======== SUPPLIED MATERIAL ========

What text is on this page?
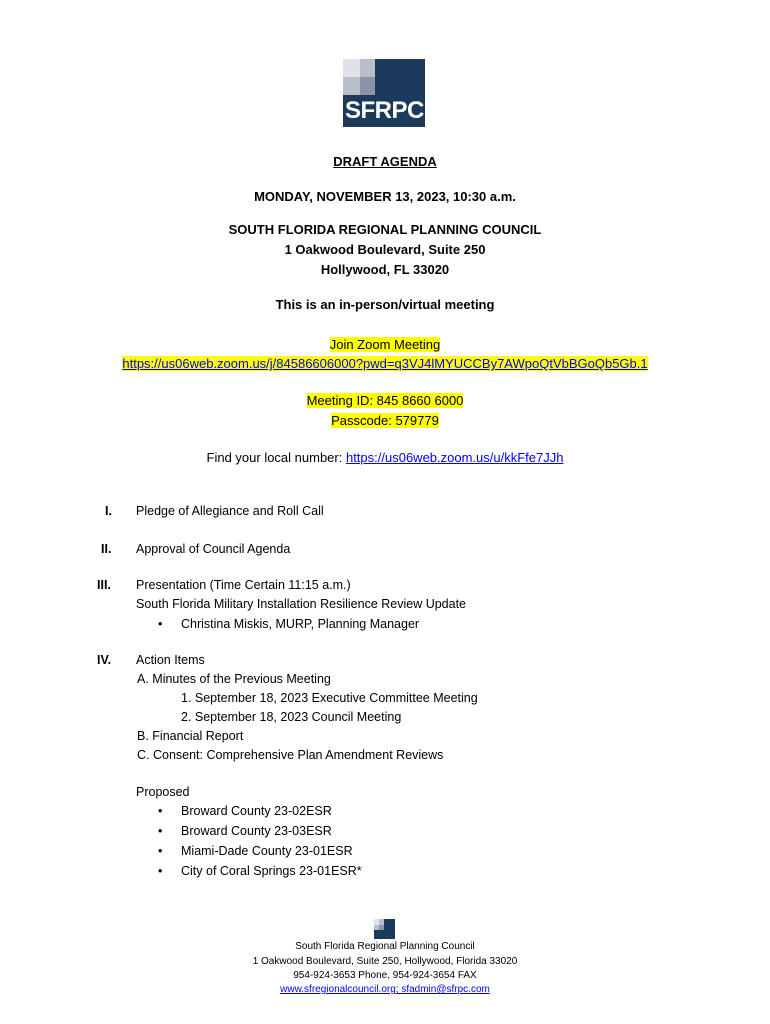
SFRPC
DRAFT AGENDA
MONDAY, NOVEMBER 13, 2023, 10:30 a.m.
SOUTH FLORIDA REGIONAL PLANNING COUNCIL
1 Oakwood Boulevard, Suite 250
Hollywood, FL 33020
This is an in-person/virtual meeting
Join Zoom Meeting
https://us06web.zoom.us/j/84586606000?pwd=q3VJ4lMYUCCBy7AWpoQtVbBGoQb5Gb.1
Meeting ID: 845 8660 6000
Passcode: 579779
Find your local number: https://us06web.zoom.us/u/kkFfe7JJh
I. Pledge of Allegiance and Roll Call
II. Approval of Council Agenda
III. Presentation (Time Certain 11:15 a.m.)
South Florida Military Installation Resilience Review Update
• Christina Miskis, MURP, Planning Manager
IV. Action Items
A. Minutes of the Previous Meeting
1. September 18, 2023 Executive Committee Meeting
2. September 18, 2023 Council Meeting
B. Financial Report
C. Consent: Comprehensive Plan Amendment Reviews
Proposed
• Broward County 23-02ESR
• Broward County 23-03ESR
• Miami-Dade County 23-01ESR
• City of Coral Springs 23-01ESR*
South Florida Regional Planning Council
1 Oakwood Boulevard, Suite 250, Hollywood, Florida 33020
954-924-3653 Phone, 954-924-3654 FAX
www.sfregionalcouncil.org; sfadmin@sfrpc.com
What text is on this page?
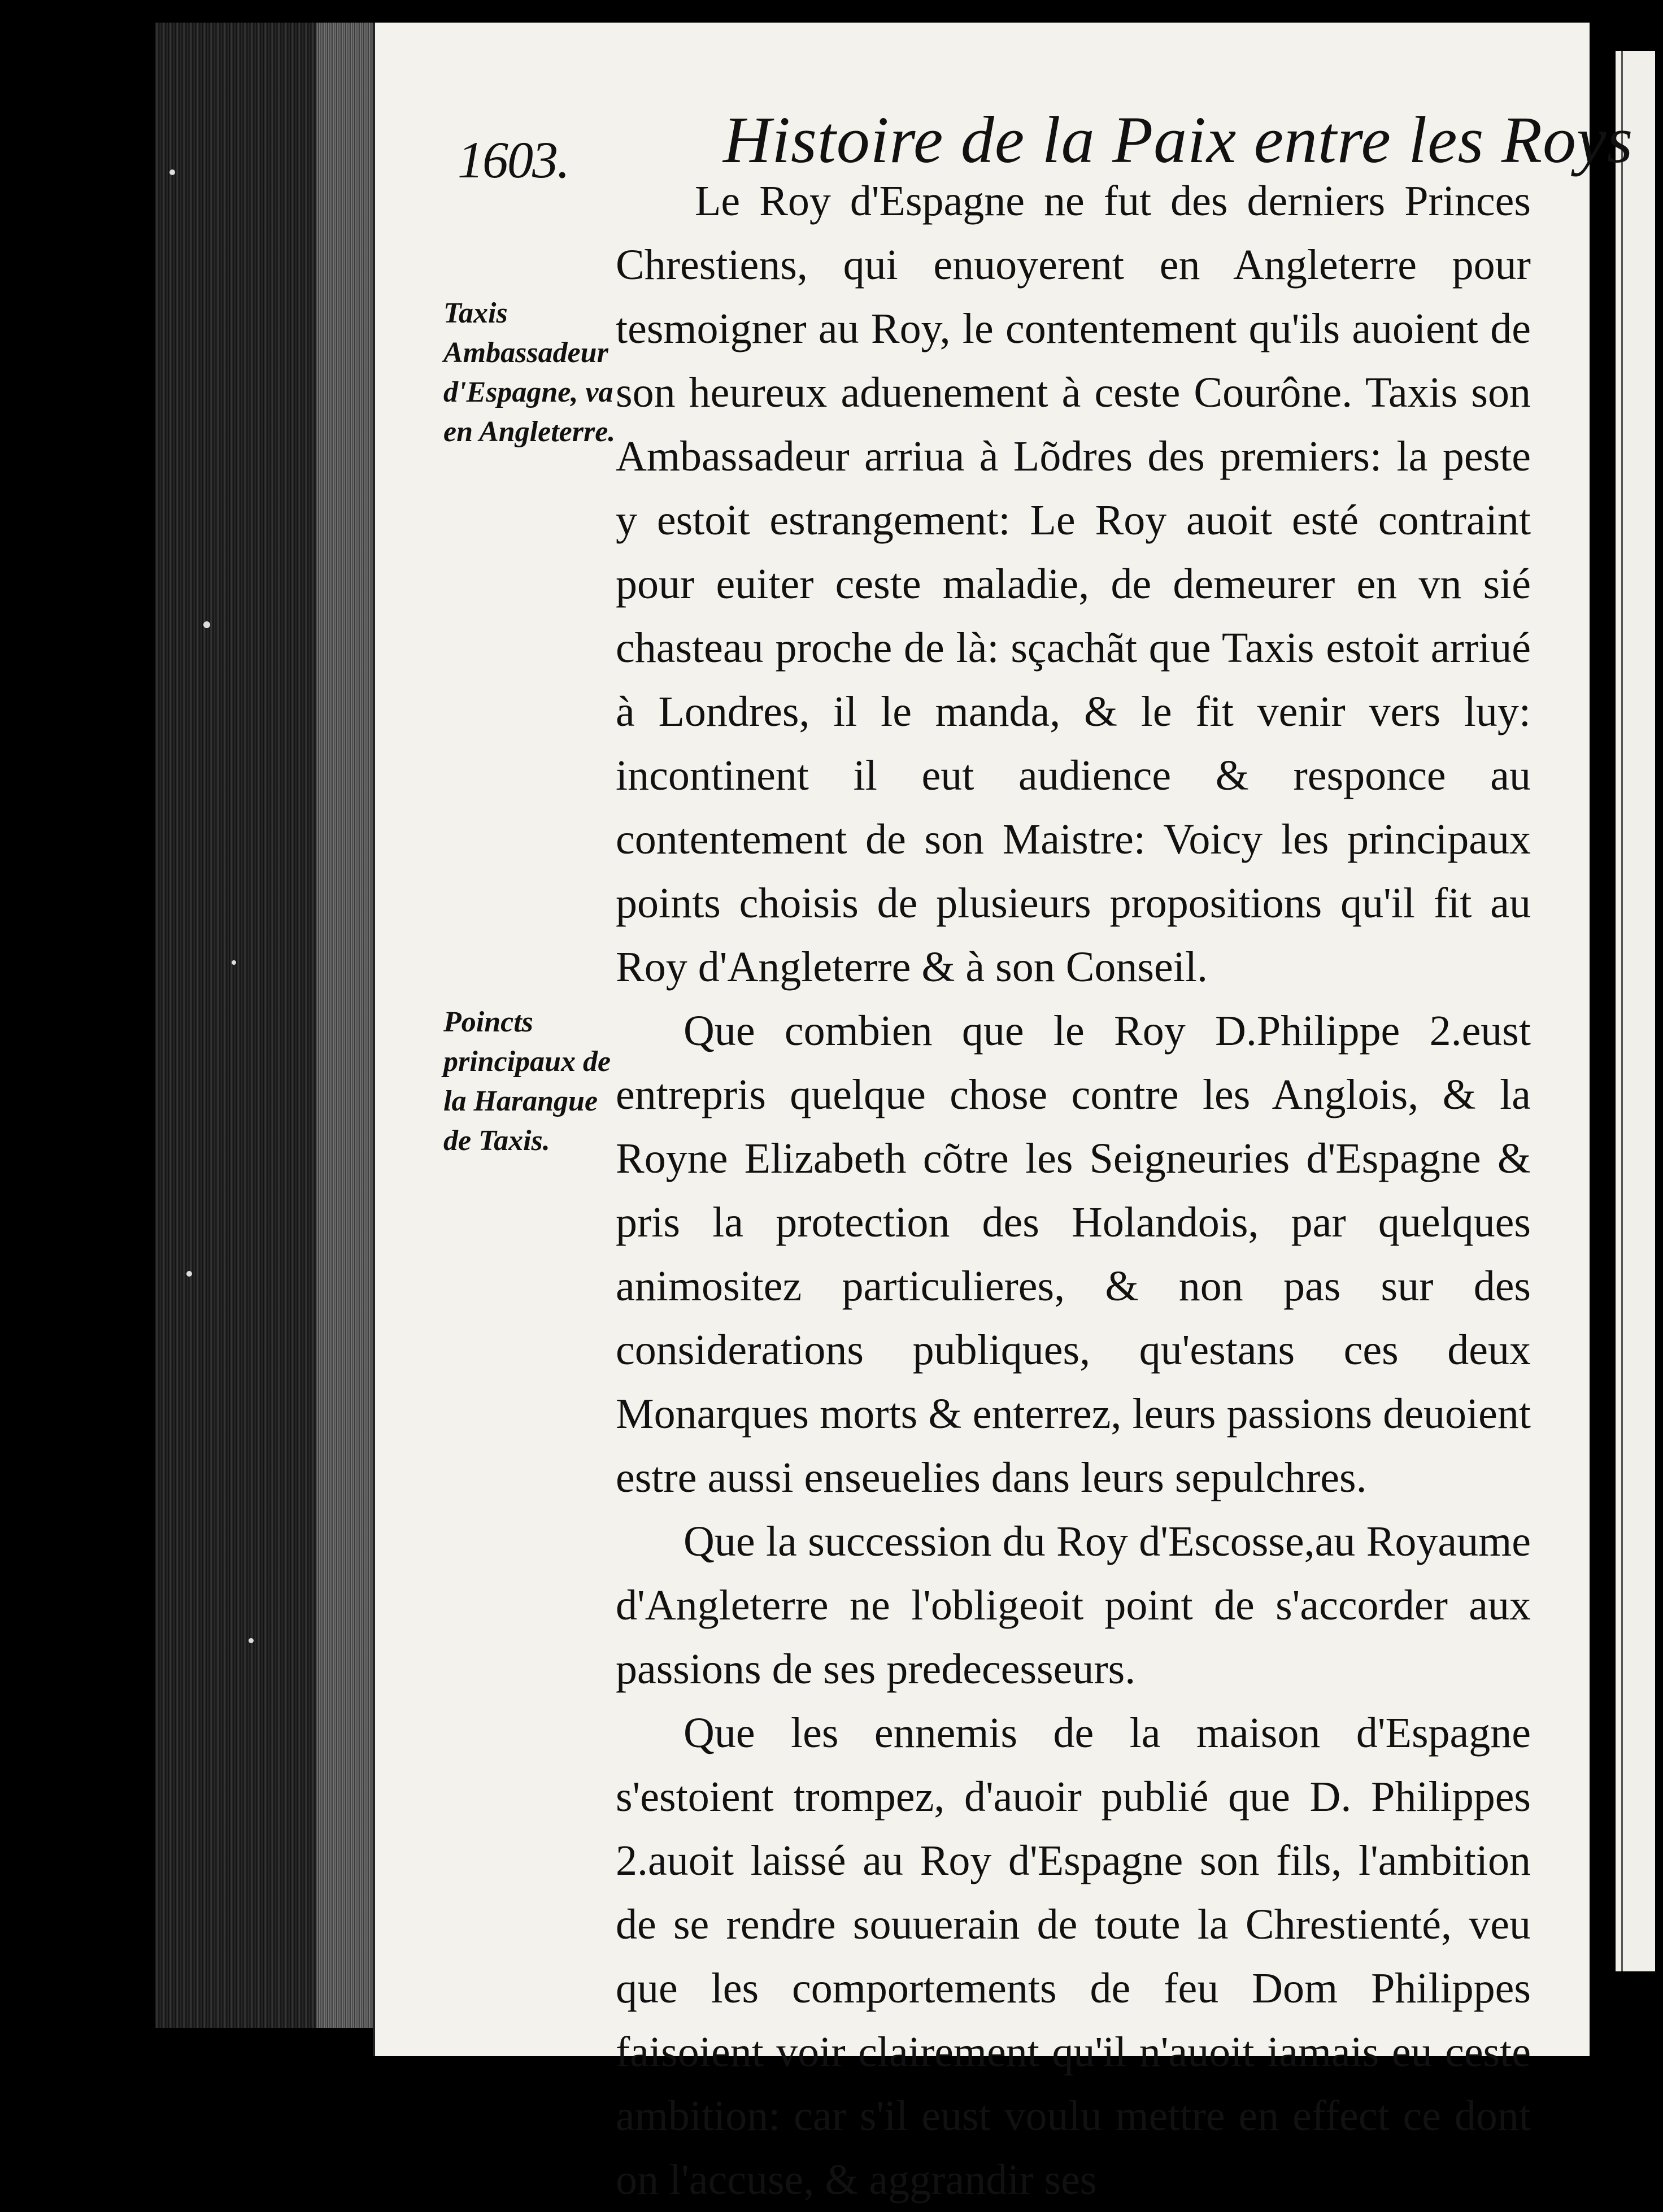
1603. Histoire de la Paix entre les Roys
Taxis Ambassadeur d'Espagne, va en Angleterre.
Poincts principaux de la Harangue de Taxis.

Le Roy d'Espagne ne fut des derniers Princes Chrestiens, qui enuoyerent en Angleterre pour tesmoigner au Roy, le contentement qu'ils auoient de son heureux aduenement à ceste Courône. Taxis son Ambassadeur arriua à Lõdres des premiers: la peste y estoit estrangement: Le Roy auoit esté contraint pour euiter ceste maladie, de demeurer en vn sié chasteau proche de là: sçachãt que Taxis estoit arriué à Londres, il le manda, & le fit venir vers luy: incontinent il eut audience & responce au contentement de son Maistre: Voicy les principaux points choisis de plusieurs propositions qu'il fit au Roy d'Angleterre & à son Conseil.

Que combien que le Roy D.Philippe 2.eust entrepris quelque chose contre les Anglois, & la Royne Elizabeth cõtre les Seigneuries d'Espagne & pris la protection des Holandois, par quelques animositez particulieres, & non pas sur des considerations publiques, qu'estans ces deux Monarques morts & enterrez, leurs passions deuoient estre aussi enseuelies dans leurs sepulchres.

Que la succession du Roy d'Escosse,au Royaume d'Angleterre ne l'obligeoit point de s'accorder aux passions de ses predecesseurs.

Que les ennemis de la maison d'Espagne s'estoient trompez, d'auoir publié que D. Philippes 2.auoit laissé au Roy d'Espagne son fils, l'ambition de se rendre souuerain de toute la Chrestienté, veu que les comportements de feu Dom Philippes faisoient voir clairement qu'il n'auoit iamais eu ceste ambition: car s'il eust voulu mettre en effect ce dont on l'accuse, & aggrandir ses
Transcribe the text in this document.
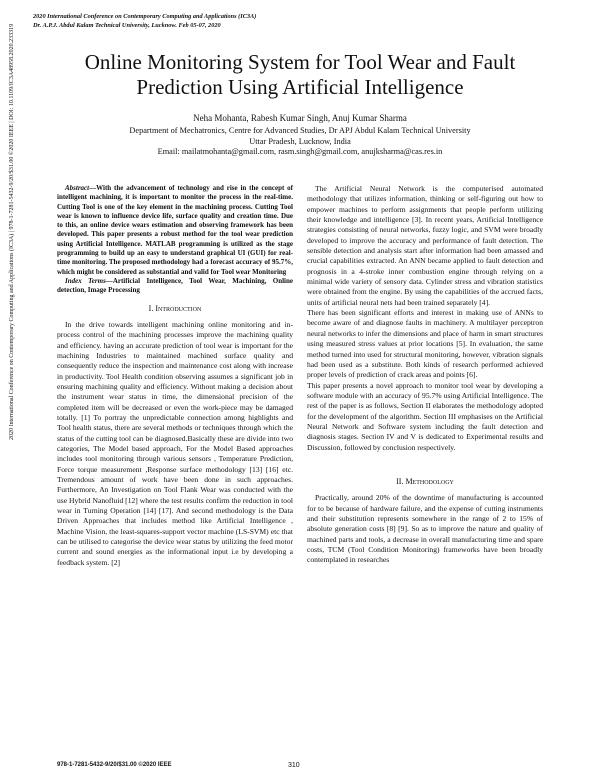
2020 International Conference on Contemporary Computing and Applications (IC3A)
Dr. A.P.J. Abdul Kalam Technical University, Lucknow. Feb 05-07, 2020
Online Monitoring System for Tool Wear and Fault
Prediction Using Artificial Intelligence
Neha Mohanta, Rabesh Kumar Singh, Anuj Kumar Sharma
Department of Mechatronics, Centre for Advanced Studies, Dr APJ Abdul Kalam Technical University
Uttar Pradesh, Lucknow, India
Email: mailatmohanta@gmail.com, rasm.singh@gmail.com, anujksharma@cas.res.in
2020 International Conference on Contemporary Computing and Applications (IC3A) | 978-1-7281-5432-9/20/$31.00 ©2020 IEEE | DOI: 10.1109/IC3A48958.2020.233319	Abstract—With the advancement of technology and rise in the concept of intelligent machining, it is important to monitor the process in the real-time. Cutting Tool is one of the key element in the machining process. Cutting Tool wear is known to influence device life, surface quality and creation time. Due to this, an online device wears estimation and observing framework has been developed. This paper presents a robust method for the tool wear prediction using Artificial Intelligence. MATLAB programming is utilized as the stage programming to build up an easy to understand graphical UI (GUI) for real-time monitoring. The proposed methodology had a forecast accuracy of 95.7%, which might be considered as substantial and valid for Tool wear Monitoring

Index Terms—Artificial Intelligence, Tool Wear, Machining, Online detection, Image Processing

I. Introduction

In the drive towards intelligent machining online monitoring and in-process control of the machining processes improve the machining quality and efficiency. having an accurate prediction of tool wear is important for the machining Industries to maintained machined surface quality and consequently reduce the inspection and maintenance cost along with increase in productivity. Tool Health condition observing assumes a significant job in ensuring machining quality and efficiency. Without making a decision about the instrument wear status in time, the dimensional precision of the completed item will be decreased or even the work-piece may be damaged totally. [1] To portray the unpredictable connection among highlights and Tool health status, there are several methods or techniques through which the status of the cutting tool can be diagnosed.Basically these are divide into two categories, The Model based approach, For the Model Based approaches includes tool monitoring through various sensors , Temperature Prediction, Force torque measurement ,Response surface methodology [13] [16] etc. Tremendous amount of work have been done in such approaches. Furthermore, An Investigation on Tool Flank Wear was conducted with the use Hybrid Nanofluid [12] where the test results confirm the reduction in tool wear in Turning Operation [14] [17]. And second methodology is the Data Driven Approaches that includes method like Artificial Intelligence , Machine Vision, the least-squares-support vector machine (LS-SVM) etc that can be utilised to categorise the device wear status by utilizing the feed motor current and sound energies as the informational input i.e by developing a feedback system. [2]

The Artificial Neural Network is the computerised automated methodology that utilizes information, thinking or self-figuring out how to empower machines to perform assignments that people perform utilizing their knowledge and intelligence [3]. In recent years, Artificial Intelligence strategies consisting of neural networks, fuzzy logic, and SVM were broadly developed to improve the accuracy and performance of fault detection. The sensible detection and analysis start after information had been amassed and crucial capabilities extracted. An ANN became applied to fault detection and prognosis in a 4-stroke inner combustion engine through relying on a minimal wide variety of sensory data. Cylinder stress and vibration statistics were obtained from the engine. By using the capabilities of the accrued facts, units of artificial neural nets had been trained separately [4].

There has been significant efforts and interest in making use of ANNs to become aware of and diagnose faults in machinery. A multilayer perceptron neural networks to infer the dimensions and place of harm in smart structures using measured stress values at prior locations [5]. In evaluation, the same method turned into used for structural monitoring, however, vibration signals had been used as a substitute. Both kinds of research performed achieved proper levels of prediction of crack areas and points [6].

This paper presents a novel approach to monitor tool wear by developing a software module with an accuracy of 95.7% using Artificial Intelligence. The rest of the paper is as follows, Section II elaborates the methodology adopted for the development of the algorithm. Section III emphasises on the Artificial Neural Network and Software system including the fault detection and diagnosis stages. Section IV and V is dedicated to Experimental results and Discussion, followed by conclusion respectively.

II. Methodology

Practically, around 20% of the downtime of manufacturing is accounted for to be because of hardware failure, and the expense of cutting instruments and their substitution represents somewhere in the range of 2 to 15% of absolute generation costs [8] [9]. So as to improve the nature and quality of machined parts and tools, a decrease in overall manufacturing time and spare costs, TCM (Tool Condition Monitoring) frameworks have been broadly contemplated in researches

978-1-7281-5432-9/20/$31.00 ©2020 IEEE	310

========

TASK OBJECTIVE
All of the data needs repeating exactly, but the pictures do not.

THE REPLY
What text is on this page?
SFRPC
DRAFT AGENDA
MONDAY, NOVEMBER 13, 2023, 10:30 a.m.
SOUTH FLORIDA REGIONAL PLANNING COUNCIL
1 Oakwood Boulevard, Suite 250
Hollywood, FL 33020
This is an in-person/virtual meeting
Join Zoom Meeting
https://us06web.zoom.us/j/84586606000?pwd=q3VJ4lMYUCCBy7AWpoQtVbBGoQb5Gb.1
Meeting ID: 845 8660 6000
Passcode: 579779
Find your local number: https://us06web.zoom.us/u/kkFfe7JJh
I. Pledge of Allegiance and Roll Call
II. Approval of Council Agenda
III. Presentation (Time Certain 11:15 a.m.)
South Florida Military Installation Resilience Review Update
• Christina Miskis, MURP, Planning Manager
IV. Action Items
A. Minutes of the Previous Meeting
1. September 18, 2023 Executive Committee Meeting
2. September 18, 2023 Council Meeting
B. Financial Report
C. Consent: Comprehensive Plan Amendment Reviews
Proposed
• Broward County 23-02ESR
• Broward County 23-03ESR
• Miami-Dade County 23-01ESR
• City of Coral Springs 23-01ESR*
South Florida Regional Planning Council
1 Oakwood Boulevard, Suite 250, Hollywood, Florida 33020
954-924-3653 Phone, 954-924-3654 FAX
www.sfregionalcouncil.org; sfadmin@sfrpc.com
What text is on this page?
1603. Histoire de la Paix entre les Roys
Taxis Ambassadeur d'Espagne, va en Angleterre.
Poincts principaux de la Harangue de Taxis.

Le Roy d'Espagne ne fut des derniers Princes Chrestiens, qui enuoyerent en Angleterre pour tesmoigner au Roy, le contentement qu'ils auoient de son heureux aduenement à ceste Courône. Taxis son Ambassadeur arriua à Lõdres des premiers: la peste y estoit estrangement: Le Roy auoit esté contraint pour euiter ceste maladie, de demeurer en vn sié chasteau proche de là: sçachãt que Taxis estoit arriué à Londres, il le manda, & le fit venir vers luy: incontinent il eut audience & responce au contentement de son Maistre: Voicy les principaux points choisis de plusieurs propositions qu'il fit au Roy d'Angleterre & à son Conseil.

Que combien que le Roy D.Philippe 2.eust entrepris quelque chose contre les Anglois, & la Royne Elizabeth cõtre les Seigneuries d'Espagne & pris la protection des Holandois, par quelques animositez particulieres, & non pas sur des considerations publiques, qu'estans ces deux Monarques morts & enterrez, leurs passions deuoient estre aussi enseuelies dans leurs sepulchres.

Que la succession du Roy d'Escosse,au Royaume d'Angleterre ne l'obligeoit point de s'accorder aux passions de ses predecesseurs.

Que les ennemis de la maison d'Espagne s'estoient trompez, d'auoir publié que D. Philippes 2.auoit laissé au Roy d'Espagne son fils, l'ambition de se rendre souuerain de toute la Chrestienté, veu que les comportements de feu Dom Philippes faisoient voir clairement qu'il n'auoit iamais eu ceste ambition: car s'il eust voulu mettre en effect ce dont on l'accuse, & aggrandir ses
Transcribe the text in this document.
2020 International Conference on Contemporary Computing and Applications (IC3A)
Dr. A.P.J. Abdul Kalam Technical University, Lucknow. Feb 05-07, 2020
Online Monitoring System for Tool Wear and Fault
Prediction Using Artificial Intelligence
Neha Mohanta, Rabesh Kumar Singh, Anuj Kumar Sharma
Department of Mechatronics, Centre for Advanced Studies, Dr APJ Abdul Kalam Technical University
Uttar Pradesh, Lucknow, India
Email: mailatmohanta@gmail.com, rasm.singh@gmail.com, anujksharma@cas.res.in
2020 International Conference on Contemporary Computing and Applications (IC3A) | 978-1-7281-5432-9/20/$31.00 ©2020 IEEE | DOI: 10.1109/IC3A48958.2020.233319	Abstract—With the advancement of technology and rise in the concept of intelligent machining, it is important to monitor the process in the real-time. Cutting Tool is one of the key element in the machining process. Cutting Tool wear is known to influence device life, surface quality and creation time. Due to this, an online device wears estimation and observing framework has been developed. This paper presents a robust method for the tool wear prediction using Artificial Intelligence. MATLAB programming is utilized as the stage programming to build up an easy to understand graphical UI (GUI) for real-time monitoring. The proposed methodology had a forecast accuracy of 95.7%, which might be considered as substantial and valid for Tool wear Monitoring

Index Terms—Artificial Intelligence, Tool Wear, Machining, Online detection, Image Processing

I. Introduction

In the drive towards intelligent machining online monitoring and in-process control of the machining processes improve the machining quality and efficiency. having an accurate prediction of tool wear is important for the machining Industries to maintained machined surface quality and consequently reduce the inspection and maintenance cost along with increase in productivity. Tool Health condition observing assumes a significant job in ensuring machining quality and efficiency. Without making a decision about the instrument wear status in time, the dimensional precision of the completed item will be decreased or even the work-piece may be damaged totally. [1] To portray the unpredictable connection among highlights and Tool health status, there are several methods or techniques through which the status of the cutting tool can be diagnosed.Basically these are divide into two categories, The Model based approach, For the Model Based approaches includes tool monitoring through various sensors , Temperature Prediction, Force torque measurement ,Response surface methodology [13] [16] etc. Tremendous amount of work have been done in such approaches. Furthermore, An Investigation on Tool Flank Wear was conducted with the use Hybrid Nanofluid [12] where the test results confirm the reduction in tool wear in Turning Operation [14] [17]. And second methodology is the Data Driven Approaches that includes method like Artificial Intelligence , Machine Vision, the least-squares-support vector machine (LS-SVM) etc that can be utilised to categorise the device wear status by utilizing the feed motor current and sound energies as the informational input i.e by developing a feedback system. [2]

The Artificial Neural Network is the computerised automated methodology that utilizes information, thinking or self-figuring out how to empower machines to perform assignments that people perform utilizing their knowledge and intelligence [3]. In recent years, Artificial Intelligence strategies consisting of neural networks, fuzzy logic, and SVM were broadly developed to improve the accuracy and performance of fault detection. The sensible detection and analysis start after information had been amassed and crucial capabilities extracted. An ANN became applied to fault detection and prognosis in a 4-stroke inner combustion engine through relying on a minimal wide variety of sensory data. Cylinder stress and vibration statistics were obtained from the engine. By using the capabilities of the accrued facts, units of artificial neural nets had been trained separately [4].

There has been significant efforts and interest in making use of ANNs to become aware of and diagnose faults in machinery. A multilayer perceptron neural networks to infer the dimensions and place of harm in smart structures using measured stress values at prior locations [5]. In evaluation, the same method turned into used for structural monitoring, however, vibration signals had been used as a substitute. Both kinds of research performed achieved proper levels of prediction of crack areas and points [6].

This paper presents a novel approach to monitor tool wear by developing a software module with an accuracy of 95.7% using Artificial Intelligence. The rest of the paper is as follows, Section II elaborates the methodology adopted for the development of the algorithm. Section III emphasises on the Artificial Neural Network and Software system including the fault detection and diagnosis stages. Section IV and V is dedicated to Experimental results and Discussion, followed by conclusion respectively.

II. Methodology

Practically, around 20% of the downtime of manufacturing is accounted for to be because of hardware failure, and the expense of cutting instruments and their substitution represents somewhere in the range of 2 to 15% of absolute generation costs [8] [9]. So as to improve the nature and quality of machined parts and tools, a decrease in overall manufacturing time and spare costs, TCM (Tool Condition Monitoring) frameworks have been broadly contemplated in researches

978-1-7281-5432-9/20/$31.00 ©2020 IEEE	310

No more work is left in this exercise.